◆ **Text excerpt**
※ ※ ※

Danforth Memorial Library, also known as the Paterson Free Public Library, is located at 250 Broadway in the city of Paterson in Passaic County, New Jersey, United States. The library was built in 1905 and was added to the National Register of Historic Places on March 1, 1984, for its significance in architecture, education, and social history.

The Library sits on a 1.5 acre property and houses the city's art collection, mostly of painting 19th century paintings donated to the city.

== History ==
The Paterson Free Public Library was established in 1885. Although Paterson had many libraries and reading rooms across the city as early as 1828, most were accessible only to those who paid subscription fees. It wasn’t until 1884, when New Jersey Assemblyman William Prall introduced the New Jersey General Library Act to the State Legislature and called for the establishment of free public libraries across the state. On April 13, 1885, residents of Paterson voted in favor of the Act.

※ ※ ※

◆ **Extracted records**

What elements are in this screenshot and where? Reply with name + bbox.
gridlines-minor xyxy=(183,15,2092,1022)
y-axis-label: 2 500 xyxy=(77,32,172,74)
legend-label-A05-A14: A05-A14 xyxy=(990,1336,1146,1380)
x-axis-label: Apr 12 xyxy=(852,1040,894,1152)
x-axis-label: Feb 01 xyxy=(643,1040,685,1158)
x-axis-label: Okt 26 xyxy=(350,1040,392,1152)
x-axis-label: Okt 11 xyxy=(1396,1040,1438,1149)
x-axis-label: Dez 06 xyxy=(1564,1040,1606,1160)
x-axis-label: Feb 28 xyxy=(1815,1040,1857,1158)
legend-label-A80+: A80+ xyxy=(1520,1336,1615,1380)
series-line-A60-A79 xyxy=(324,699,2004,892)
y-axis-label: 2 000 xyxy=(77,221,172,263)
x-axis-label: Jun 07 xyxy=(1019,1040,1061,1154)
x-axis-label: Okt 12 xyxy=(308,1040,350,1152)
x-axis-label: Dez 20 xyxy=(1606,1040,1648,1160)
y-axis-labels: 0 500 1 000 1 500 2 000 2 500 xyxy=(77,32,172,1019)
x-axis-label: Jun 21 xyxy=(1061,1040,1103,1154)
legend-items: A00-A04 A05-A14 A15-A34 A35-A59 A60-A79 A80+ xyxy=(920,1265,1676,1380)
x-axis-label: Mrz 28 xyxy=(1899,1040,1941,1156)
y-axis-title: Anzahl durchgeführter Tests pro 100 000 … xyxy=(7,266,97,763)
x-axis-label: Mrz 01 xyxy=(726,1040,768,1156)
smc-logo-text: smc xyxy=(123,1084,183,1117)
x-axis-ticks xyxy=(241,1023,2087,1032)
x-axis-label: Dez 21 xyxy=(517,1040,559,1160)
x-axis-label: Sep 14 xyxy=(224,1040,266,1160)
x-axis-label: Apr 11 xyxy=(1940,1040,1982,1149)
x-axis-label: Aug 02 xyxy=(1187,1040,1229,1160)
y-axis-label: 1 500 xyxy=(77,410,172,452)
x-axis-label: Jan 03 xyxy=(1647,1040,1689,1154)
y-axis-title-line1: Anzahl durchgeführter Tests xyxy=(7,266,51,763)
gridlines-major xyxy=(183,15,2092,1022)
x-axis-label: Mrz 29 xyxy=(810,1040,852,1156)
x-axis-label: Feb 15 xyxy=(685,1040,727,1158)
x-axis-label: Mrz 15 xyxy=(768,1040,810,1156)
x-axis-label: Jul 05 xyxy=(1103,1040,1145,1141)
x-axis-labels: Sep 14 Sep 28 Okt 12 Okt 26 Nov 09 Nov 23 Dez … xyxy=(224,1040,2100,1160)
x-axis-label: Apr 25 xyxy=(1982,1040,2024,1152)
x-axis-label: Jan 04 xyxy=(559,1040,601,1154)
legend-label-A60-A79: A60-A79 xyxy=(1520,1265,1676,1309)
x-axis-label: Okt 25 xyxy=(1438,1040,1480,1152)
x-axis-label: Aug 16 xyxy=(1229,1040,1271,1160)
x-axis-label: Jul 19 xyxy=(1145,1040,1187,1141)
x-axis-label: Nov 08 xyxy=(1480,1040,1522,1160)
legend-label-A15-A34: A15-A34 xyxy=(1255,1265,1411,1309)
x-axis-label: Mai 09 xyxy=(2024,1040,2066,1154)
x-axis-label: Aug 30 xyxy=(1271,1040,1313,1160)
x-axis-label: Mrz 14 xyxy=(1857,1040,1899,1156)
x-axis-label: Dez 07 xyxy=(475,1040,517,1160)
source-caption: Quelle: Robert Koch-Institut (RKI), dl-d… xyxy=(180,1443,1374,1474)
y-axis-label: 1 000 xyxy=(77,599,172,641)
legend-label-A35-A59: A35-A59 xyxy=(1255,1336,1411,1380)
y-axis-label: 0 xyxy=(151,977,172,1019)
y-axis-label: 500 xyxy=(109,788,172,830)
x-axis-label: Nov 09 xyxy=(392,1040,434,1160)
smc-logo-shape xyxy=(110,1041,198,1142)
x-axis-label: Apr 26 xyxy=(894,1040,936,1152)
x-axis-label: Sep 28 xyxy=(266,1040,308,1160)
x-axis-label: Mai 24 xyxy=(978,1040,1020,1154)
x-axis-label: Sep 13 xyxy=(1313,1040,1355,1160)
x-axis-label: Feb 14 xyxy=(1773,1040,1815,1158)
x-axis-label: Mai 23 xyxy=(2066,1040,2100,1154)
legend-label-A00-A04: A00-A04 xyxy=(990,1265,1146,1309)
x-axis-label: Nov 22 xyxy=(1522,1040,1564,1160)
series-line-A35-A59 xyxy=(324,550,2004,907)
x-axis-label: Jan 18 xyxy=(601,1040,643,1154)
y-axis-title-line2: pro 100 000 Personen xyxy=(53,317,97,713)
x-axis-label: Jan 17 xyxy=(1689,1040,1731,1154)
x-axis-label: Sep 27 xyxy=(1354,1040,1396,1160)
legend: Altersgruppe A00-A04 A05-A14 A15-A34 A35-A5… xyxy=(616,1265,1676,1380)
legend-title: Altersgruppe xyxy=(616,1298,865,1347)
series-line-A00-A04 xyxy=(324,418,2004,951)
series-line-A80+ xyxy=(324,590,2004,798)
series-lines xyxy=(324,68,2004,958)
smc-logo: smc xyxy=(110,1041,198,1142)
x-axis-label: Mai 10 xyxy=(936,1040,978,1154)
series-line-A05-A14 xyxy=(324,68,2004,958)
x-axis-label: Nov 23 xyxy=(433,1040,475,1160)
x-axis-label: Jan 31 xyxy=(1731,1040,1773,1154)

※ ※ ※

◆ **Activities**
- a) According to the library text, on what date was the building added to the National Register of Historic Places?
- b) Copy the stretch of the library text from "Danforth Memorial Library, also" through "and social history.", changing "Broadway" to "Market Street".

◆ **Numbered responses**
- a) March 1, 1984

- b)
Danforth Memorial Library, also known as the Paterson Free Public Library, is located at 250 Market Street in the city of Paterson in Passaic County, New Jersey, United States. The library was built in 1905 and was added to the National Register of Historic Places on March 1, 1984, for its significance in architecture, education, and social history.